**YOUR OBJECTIVE**
Type the records out again in full, exactly.
********************
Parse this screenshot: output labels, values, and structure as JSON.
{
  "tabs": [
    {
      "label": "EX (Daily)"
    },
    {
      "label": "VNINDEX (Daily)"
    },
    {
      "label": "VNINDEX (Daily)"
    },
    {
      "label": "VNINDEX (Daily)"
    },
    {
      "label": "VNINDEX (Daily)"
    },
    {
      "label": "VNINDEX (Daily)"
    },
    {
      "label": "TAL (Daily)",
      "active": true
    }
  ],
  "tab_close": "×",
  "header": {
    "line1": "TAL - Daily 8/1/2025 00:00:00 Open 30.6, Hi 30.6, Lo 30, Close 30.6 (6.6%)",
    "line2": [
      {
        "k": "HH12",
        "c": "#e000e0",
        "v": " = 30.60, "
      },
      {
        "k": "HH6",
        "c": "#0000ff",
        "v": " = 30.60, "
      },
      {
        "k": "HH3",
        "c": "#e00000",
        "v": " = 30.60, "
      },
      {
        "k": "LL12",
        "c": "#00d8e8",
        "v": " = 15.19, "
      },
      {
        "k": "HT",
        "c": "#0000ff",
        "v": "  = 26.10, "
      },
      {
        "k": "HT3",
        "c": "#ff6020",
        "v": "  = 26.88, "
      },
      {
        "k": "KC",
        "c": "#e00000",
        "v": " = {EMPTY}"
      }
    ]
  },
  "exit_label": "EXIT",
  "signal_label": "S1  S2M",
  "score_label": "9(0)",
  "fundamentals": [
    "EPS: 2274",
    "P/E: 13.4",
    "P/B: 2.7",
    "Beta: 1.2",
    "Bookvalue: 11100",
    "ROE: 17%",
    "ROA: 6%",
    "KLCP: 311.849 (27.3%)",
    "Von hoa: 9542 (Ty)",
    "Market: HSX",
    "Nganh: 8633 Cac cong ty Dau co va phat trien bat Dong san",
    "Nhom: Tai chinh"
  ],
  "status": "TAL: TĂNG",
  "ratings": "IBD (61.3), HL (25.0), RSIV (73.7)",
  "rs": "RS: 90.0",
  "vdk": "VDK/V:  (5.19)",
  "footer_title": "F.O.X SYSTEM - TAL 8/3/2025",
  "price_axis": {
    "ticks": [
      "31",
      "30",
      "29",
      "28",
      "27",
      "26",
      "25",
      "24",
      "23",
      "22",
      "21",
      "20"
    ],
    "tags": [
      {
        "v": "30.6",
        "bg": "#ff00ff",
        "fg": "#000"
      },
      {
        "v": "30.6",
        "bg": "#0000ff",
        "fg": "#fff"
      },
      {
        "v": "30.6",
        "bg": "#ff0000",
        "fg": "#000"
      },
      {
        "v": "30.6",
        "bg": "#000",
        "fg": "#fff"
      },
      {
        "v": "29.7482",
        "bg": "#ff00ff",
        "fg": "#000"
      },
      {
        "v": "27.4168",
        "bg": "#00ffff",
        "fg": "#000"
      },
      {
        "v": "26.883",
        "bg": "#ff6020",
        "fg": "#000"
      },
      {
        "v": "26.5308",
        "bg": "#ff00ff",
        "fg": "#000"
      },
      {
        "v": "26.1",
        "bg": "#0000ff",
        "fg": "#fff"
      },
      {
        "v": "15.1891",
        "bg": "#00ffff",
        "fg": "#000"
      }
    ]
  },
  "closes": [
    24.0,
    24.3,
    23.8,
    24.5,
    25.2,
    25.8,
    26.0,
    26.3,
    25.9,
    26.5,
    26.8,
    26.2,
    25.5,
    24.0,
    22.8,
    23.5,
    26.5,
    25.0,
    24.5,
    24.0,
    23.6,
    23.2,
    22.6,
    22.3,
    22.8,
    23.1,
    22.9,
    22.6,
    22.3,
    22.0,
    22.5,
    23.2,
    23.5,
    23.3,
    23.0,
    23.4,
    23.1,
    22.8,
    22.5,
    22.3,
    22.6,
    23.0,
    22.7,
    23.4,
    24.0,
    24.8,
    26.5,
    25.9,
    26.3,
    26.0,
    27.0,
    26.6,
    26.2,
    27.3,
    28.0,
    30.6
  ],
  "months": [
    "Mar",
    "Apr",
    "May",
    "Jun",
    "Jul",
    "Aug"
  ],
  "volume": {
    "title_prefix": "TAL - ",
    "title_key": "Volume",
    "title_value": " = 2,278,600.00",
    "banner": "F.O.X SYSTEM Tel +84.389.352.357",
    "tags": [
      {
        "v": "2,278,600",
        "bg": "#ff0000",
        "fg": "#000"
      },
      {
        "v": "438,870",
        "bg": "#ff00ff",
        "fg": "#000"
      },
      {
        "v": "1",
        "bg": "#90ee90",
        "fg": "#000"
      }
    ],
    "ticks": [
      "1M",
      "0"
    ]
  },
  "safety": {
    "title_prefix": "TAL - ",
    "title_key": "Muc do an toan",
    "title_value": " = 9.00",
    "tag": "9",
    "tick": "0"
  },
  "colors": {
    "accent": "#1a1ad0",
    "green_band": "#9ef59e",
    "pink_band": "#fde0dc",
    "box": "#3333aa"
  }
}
********************
**EXERCISE SOLUTION**
Parse this screenshot: output labels, values, and structure as JSON.
{
  "tabs": [
    {
      "label": "EX (Daily)"
    },
    {
      "label": "VNINDEX (Daily)"
    },
    {
      "label": "VNINDEX (Daily)"
    },
    {
      "label": "VNINDEX (Daily)"
    },
    {
      "label": "VNINDEX (Daily)"
    },
    {
      "label": "VNINDEX (Daily)"
    },
    {
      "label": "TAL (Daily)",
      "active": true
    }
  ],
  "tab_close": "×",
  "header": {
    "line1": "TAL - Daily 8/1/2025 00:00:00 Open 30.6, Hi 30.6, Lo 30, Close 30.6 (6.6%)",
    "line2": [
      {
        "k": "HH12",
        "c": "#e000e0",
        "v": " = 30.60, "
      },
      {
        "k": "HH6",
        "c": "#0000ff",
        "v": " = 30.60, "
      },
      {
        "k": "HH3",
        "c": "#e00000",
        "v": " = 30.60, "
      },
      {
        "k": "LL12",
        "c": "#00d8e8",
        "v": " = 15.19, "
      },
      {
        "k": "HT",
        "c": "#0000ff",
        "v": "  = 26.10, "
      },
      {
        "k": "HT3",
        "c": "#ff6020",
        "v": "  = 26.88, "
      },
      {
        "k": "KC",
        "c": "#e00000",
        "v": " = {EMPTY}"
      }
    ]
  },
  "exit_label": "EXIT",
  "signal_label": "S1  S2M",
  "score_label": "9(0)",
  "fundamentals": [
    "EPS: 2274",
    "P/E: 13.4",
    "P/B: 2.7",
    "Beta: 1.2",
    "Bookvalue: 11100",
    "ROE: 17%",
    "ROA: 6%",
    "KLCP: 311.849 (27.3%)",
    "Von hoa: 9542 (Ty)",
    "Market: HSX",
    "Nganh: 8633 Cac cong ty Dau co va phat trien bat Dong san",
    "Nhom: Tai chinh"
  ],
  "status": "TAL: TĂNG",
  "ratings": "IBD (61.3), HL (25.0), RSIV (73.7)",
  "rs": "RS: 90.0",
  "vdk": "VDK/V:  (5.19)",
  "footer_title": "F.O.X SYSTEM - TAL 8/3/2025",
  "price_axis": {
    "ticks": [
      "31",
      "30",
      "29",
      "28",
      "27",
      "26",
      "25",
      "24",
      "23",
      "22",
      "21",
      "20"
    ],
    "tags": [
      {
        "v": "30.6",
        "bg": "#ff00ff",
        "fg": "#000"
      },
      {
        "v": "30.6",
        "bg": "#0000ff",
        "fg": "#fff"
      },
      {
        "v": "30.6",
        "bg": "#ff0000",
        "fg": "#000"
      },
      {
        "v": "30.6",
        "bg": "#000",
        "fg": "#fff"
      },
      {
        "v": "29.7482",
        "bg": "#ff00ff",
        "fg": "#000"
      },
      {
        "v": "27.4168",
        "bg": "#00ffff",
        "fg": "#000"
      },
      {
        "v": "26.883",
        "bg": "#ff6020",
        "fg": "#000"
      },
      {
        "v": "26.5308",
        "bg": "#ff00ff",
        "fg": "#000"
      },
      {
        "v": "26.1",
        "bg": "#0000ff",
        "fg": "#fff"
      },
      {
        "v": "15.1891",
        "bg": "#00ffff",
        "fg": "#000"
      }
    ]
  },
  "closes": [
    24.0,
    24.3,
    23.8,
    24.5,
    25.2,
    25.8,
    26.0,
    26.3,
    25.9,
    26.5,
    26.8,
    26.2,
    25.5,
    24.0,
    22.8,
    23.5,
    26.5,
    25.0,
    24.5,
    24.0,
    23.6,
    23.2,
    22.6,
    22.3,
    22.8,
    23.1,
    22.9,
    22.6,
    22.3,
    22.0,
    22.5,
    23.2,
    23.5,
    23.3,
    23.0,
    23.4,
    23.1,
    22.8,
    22.5,
    22.3,
    22.6,
    23.0,
    22.7,
    23.4,
    24.0,
    24.8,
    26.5,
    25.9,
    26.3,
    26.0,
    27.0,
    26.6,
    26.2,
    27.3,
    28.0,
    30.6
  ],
  "months": [
    "Mar",
    "Apr",
    "May",
    "Jun",
    "Jul",
    "Aug"
  ],
  "volume": {
    "title_prefix": "TAL - ",
    "title_key": "Volume",
    "title_value": " = 2,278,600.00",
    "banner": "F.O.X SYSTEM Tel +84.389.352.357",
    "tags": [
      {
        "v": "2,278,600",
        "bg": "#ff0000",
        "fg": "#000"
      },
      {
        "v": "438,870",
        "bg": "#ff00ff",
        "fg": "#000"
      },
      {
        "v": "1",
        "bg": "#90ee90",
        "fg": "#000"
      }
    ],
    "ticks": [
      "1M",
      "0"
    ]
  },
  "safety": {
    "title_prefix": "TAL - ",
    "title_key": "Muc do an toan",
    "title_value": " = 9.00",
    "tag": "9",
    "tick": "0"
  },
  "colors": {
    "accent": "#1a1ad0",
    "green_band": "#9ef59e",
    "pink_band": "#fde0dc",
    "box": "#3333aa"
  }
}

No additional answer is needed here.